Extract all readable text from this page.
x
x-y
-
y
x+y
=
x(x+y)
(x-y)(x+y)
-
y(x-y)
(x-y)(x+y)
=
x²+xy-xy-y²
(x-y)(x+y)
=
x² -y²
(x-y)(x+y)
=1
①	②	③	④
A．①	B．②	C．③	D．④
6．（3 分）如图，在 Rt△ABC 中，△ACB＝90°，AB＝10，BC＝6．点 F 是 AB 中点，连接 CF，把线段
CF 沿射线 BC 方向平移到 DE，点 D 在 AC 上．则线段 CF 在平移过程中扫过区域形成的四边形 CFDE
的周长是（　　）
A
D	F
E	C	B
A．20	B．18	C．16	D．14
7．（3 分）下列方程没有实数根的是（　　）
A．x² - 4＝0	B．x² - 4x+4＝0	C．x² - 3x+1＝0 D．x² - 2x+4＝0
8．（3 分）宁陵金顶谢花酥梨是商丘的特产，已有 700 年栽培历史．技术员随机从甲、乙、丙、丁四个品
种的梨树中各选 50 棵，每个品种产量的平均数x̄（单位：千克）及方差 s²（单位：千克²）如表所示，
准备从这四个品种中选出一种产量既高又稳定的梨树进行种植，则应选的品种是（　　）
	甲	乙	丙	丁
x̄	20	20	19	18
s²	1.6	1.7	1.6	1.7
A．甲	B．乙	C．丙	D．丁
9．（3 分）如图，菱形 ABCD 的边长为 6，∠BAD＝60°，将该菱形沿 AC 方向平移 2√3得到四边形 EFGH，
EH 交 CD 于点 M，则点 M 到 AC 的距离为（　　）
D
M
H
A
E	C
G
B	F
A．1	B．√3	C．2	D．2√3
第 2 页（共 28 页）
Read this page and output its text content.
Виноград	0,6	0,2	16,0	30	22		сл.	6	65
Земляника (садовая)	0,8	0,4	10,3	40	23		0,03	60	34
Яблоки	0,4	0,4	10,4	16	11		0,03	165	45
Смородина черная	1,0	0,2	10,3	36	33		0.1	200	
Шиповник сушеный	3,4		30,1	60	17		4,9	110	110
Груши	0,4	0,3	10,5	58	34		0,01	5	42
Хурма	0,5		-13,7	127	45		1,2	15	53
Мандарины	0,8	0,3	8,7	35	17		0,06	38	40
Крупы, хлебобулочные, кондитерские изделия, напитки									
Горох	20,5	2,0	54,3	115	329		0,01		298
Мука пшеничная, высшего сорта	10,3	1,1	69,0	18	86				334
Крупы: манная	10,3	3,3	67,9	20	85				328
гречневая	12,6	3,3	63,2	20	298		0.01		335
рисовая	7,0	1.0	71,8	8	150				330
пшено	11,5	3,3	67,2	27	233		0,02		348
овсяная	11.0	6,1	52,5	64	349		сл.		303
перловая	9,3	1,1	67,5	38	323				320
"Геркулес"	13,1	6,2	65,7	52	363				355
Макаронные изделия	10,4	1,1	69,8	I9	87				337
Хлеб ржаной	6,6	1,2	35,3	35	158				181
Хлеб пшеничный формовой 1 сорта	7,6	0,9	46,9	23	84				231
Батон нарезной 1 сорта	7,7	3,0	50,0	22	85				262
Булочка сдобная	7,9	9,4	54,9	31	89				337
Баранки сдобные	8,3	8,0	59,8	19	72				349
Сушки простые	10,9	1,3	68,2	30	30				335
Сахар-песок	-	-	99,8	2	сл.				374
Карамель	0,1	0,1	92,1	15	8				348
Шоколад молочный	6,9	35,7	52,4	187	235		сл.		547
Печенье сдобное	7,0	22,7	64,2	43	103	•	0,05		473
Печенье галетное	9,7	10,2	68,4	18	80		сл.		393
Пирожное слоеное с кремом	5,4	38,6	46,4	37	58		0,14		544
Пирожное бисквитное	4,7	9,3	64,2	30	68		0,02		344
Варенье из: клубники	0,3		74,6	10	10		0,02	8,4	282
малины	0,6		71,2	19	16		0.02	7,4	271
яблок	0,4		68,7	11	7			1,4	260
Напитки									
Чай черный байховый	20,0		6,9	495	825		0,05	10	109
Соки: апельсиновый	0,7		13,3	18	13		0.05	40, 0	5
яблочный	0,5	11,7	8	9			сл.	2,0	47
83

→ Aim: State how many lines include the string "text", and nothing more.

→ Response: 2